WHAT IS BEING ASKED: Count every line that holds the string "thống", and report the number alone.

(Lines of data)
=======

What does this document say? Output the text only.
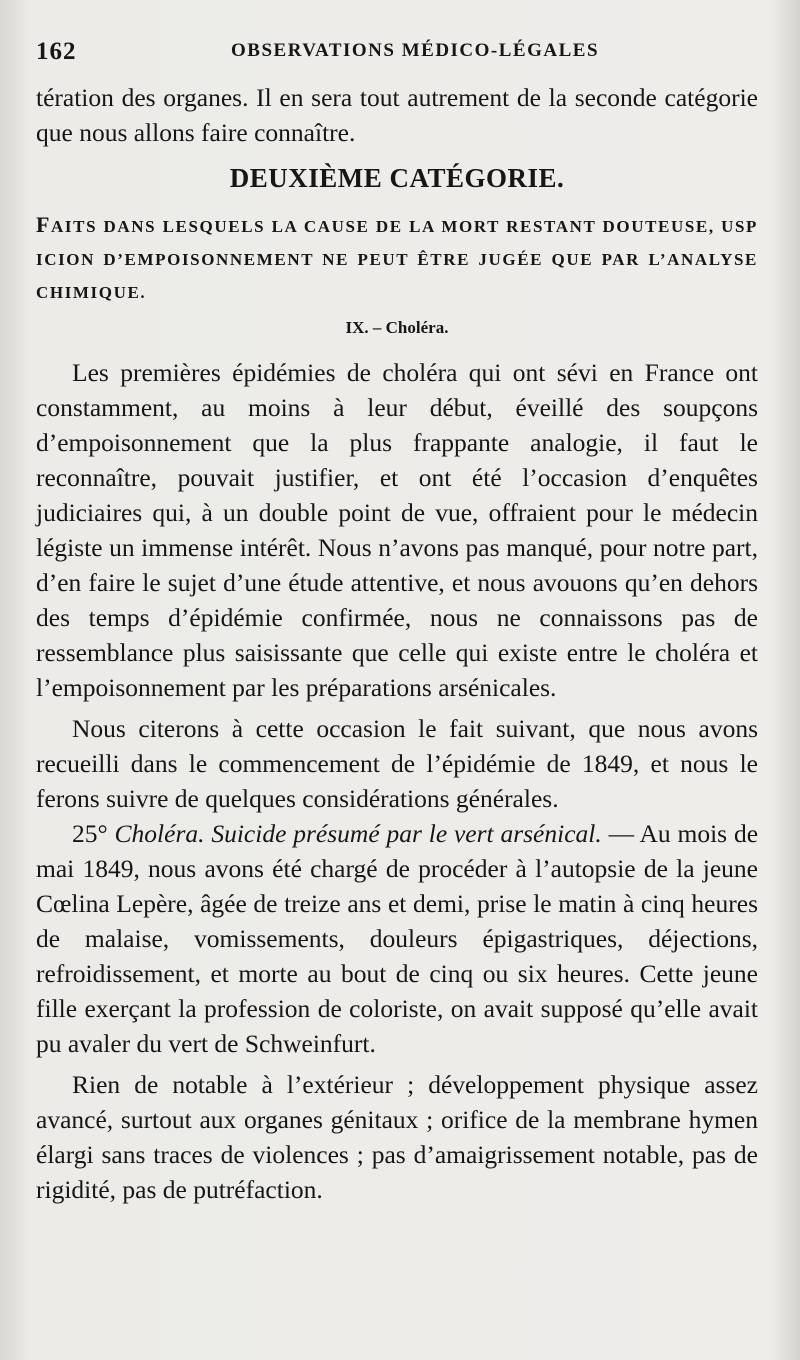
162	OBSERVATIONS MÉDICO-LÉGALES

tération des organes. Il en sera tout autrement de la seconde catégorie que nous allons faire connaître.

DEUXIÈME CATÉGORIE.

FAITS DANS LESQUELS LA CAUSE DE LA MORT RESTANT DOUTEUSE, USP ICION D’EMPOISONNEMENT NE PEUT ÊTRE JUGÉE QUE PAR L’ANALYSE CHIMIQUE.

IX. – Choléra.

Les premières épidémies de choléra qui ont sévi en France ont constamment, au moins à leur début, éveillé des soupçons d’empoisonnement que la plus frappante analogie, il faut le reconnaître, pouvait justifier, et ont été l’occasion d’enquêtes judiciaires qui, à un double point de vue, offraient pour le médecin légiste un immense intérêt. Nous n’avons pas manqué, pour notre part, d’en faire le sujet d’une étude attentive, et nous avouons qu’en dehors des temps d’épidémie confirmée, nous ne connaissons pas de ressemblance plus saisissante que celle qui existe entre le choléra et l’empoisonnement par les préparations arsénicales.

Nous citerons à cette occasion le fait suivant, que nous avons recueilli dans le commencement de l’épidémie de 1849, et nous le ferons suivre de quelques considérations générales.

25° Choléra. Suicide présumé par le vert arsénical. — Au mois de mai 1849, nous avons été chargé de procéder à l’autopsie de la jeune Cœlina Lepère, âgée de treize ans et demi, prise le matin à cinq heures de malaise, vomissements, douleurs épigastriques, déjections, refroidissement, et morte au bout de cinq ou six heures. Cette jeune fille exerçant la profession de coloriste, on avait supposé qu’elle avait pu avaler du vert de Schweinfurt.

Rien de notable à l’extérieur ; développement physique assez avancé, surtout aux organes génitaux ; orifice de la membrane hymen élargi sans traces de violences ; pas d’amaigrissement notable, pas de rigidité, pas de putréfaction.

=======

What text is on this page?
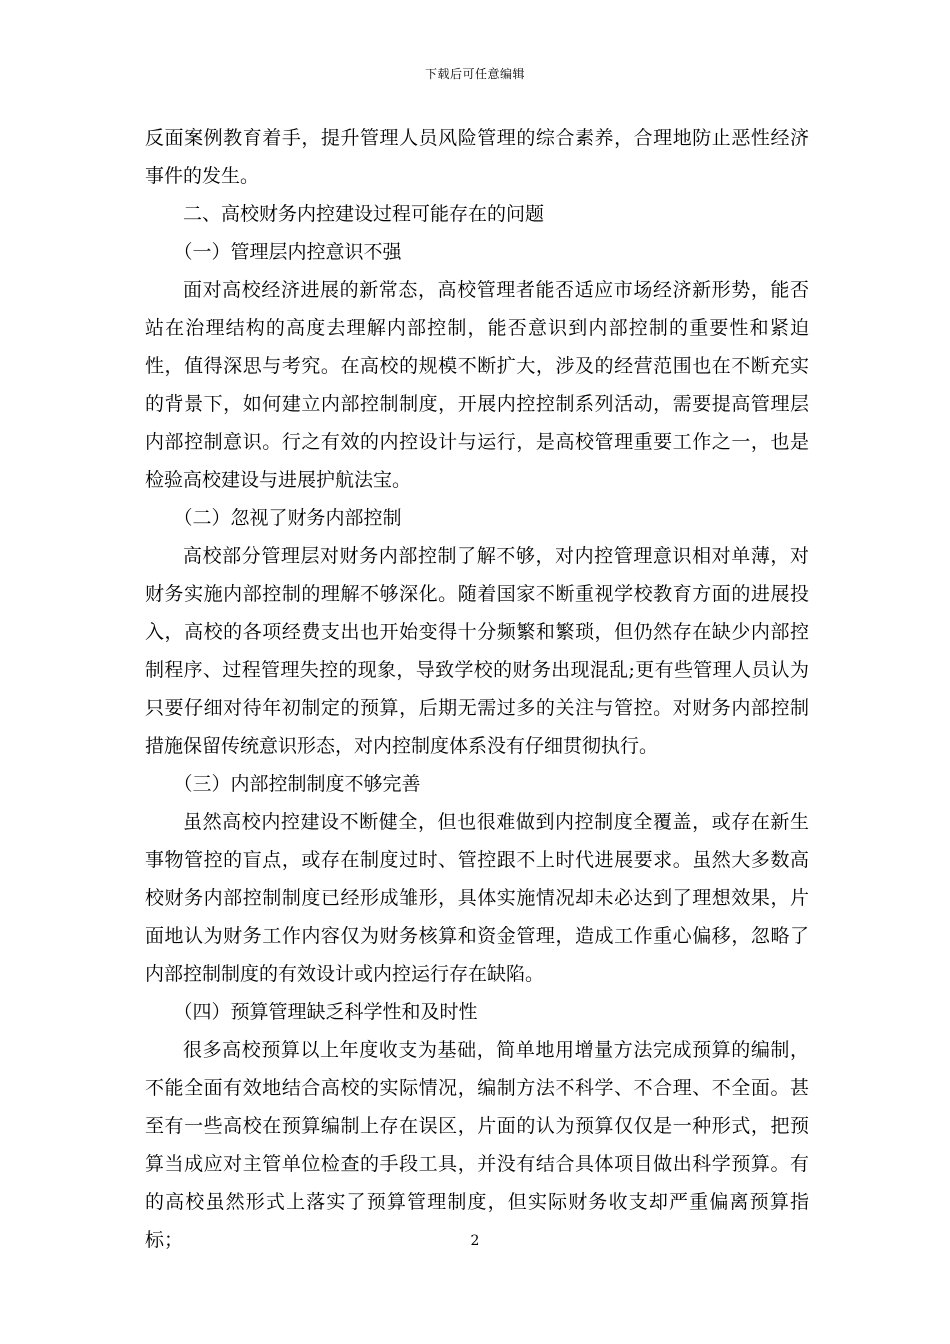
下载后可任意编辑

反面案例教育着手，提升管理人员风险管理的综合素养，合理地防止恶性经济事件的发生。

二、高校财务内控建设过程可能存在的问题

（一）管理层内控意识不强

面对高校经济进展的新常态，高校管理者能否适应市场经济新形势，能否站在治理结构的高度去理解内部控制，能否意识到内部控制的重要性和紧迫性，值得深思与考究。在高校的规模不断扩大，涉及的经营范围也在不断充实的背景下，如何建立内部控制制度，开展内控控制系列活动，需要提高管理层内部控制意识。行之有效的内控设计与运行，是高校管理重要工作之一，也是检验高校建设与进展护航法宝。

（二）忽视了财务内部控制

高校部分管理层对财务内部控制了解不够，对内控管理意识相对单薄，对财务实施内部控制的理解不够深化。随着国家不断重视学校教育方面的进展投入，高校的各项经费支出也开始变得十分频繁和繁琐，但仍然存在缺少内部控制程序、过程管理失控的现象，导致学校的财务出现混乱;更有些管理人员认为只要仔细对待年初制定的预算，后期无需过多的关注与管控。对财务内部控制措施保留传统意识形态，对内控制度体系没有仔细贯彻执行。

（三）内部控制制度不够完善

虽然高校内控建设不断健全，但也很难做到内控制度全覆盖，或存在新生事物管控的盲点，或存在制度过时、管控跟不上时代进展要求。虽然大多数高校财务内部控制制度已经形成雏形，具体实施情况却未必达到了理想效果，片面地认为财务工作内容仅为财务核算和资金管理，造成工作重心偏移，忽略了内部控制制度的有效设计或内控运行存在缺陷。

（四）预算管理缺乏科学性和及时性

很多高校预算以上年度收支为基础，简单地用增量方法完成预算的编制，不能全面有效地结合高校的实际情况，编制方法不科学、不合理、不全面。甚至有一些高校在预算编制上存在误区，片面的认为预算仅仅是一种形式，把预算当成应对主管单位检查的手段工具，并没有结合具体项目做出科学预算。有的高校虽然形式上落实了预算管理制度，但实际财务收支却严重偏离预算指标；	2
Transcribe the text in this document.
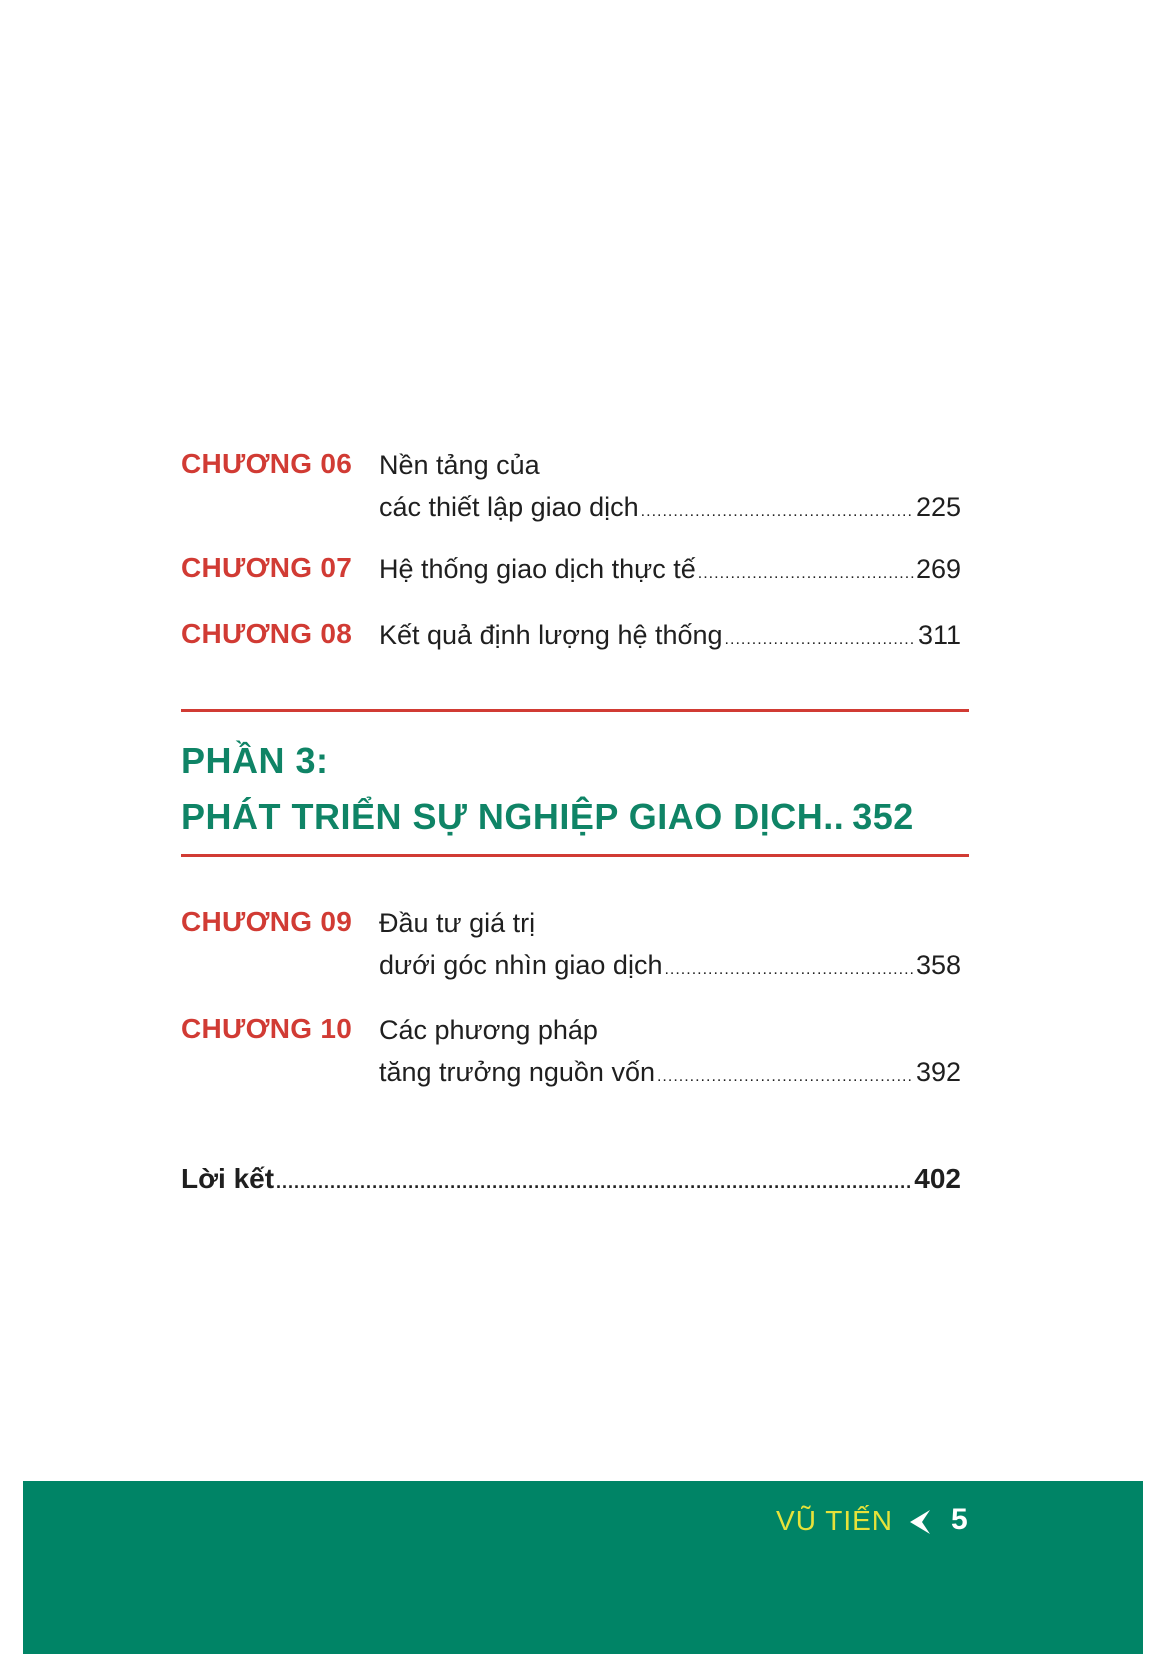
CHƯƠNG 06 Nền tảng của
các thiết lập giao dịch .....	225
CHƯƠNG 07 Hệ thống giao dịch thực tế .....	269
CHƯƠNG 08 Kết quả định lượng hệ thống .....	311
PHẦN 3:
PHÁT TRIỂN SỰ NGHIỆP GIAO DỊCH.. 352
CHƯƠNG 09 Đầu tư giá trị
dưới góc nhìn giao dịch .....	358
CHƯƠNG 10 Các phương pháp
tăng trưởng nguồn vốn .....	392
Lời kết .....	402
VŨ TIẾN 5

=======

SOLUTION TO THIS PROBLEM: 2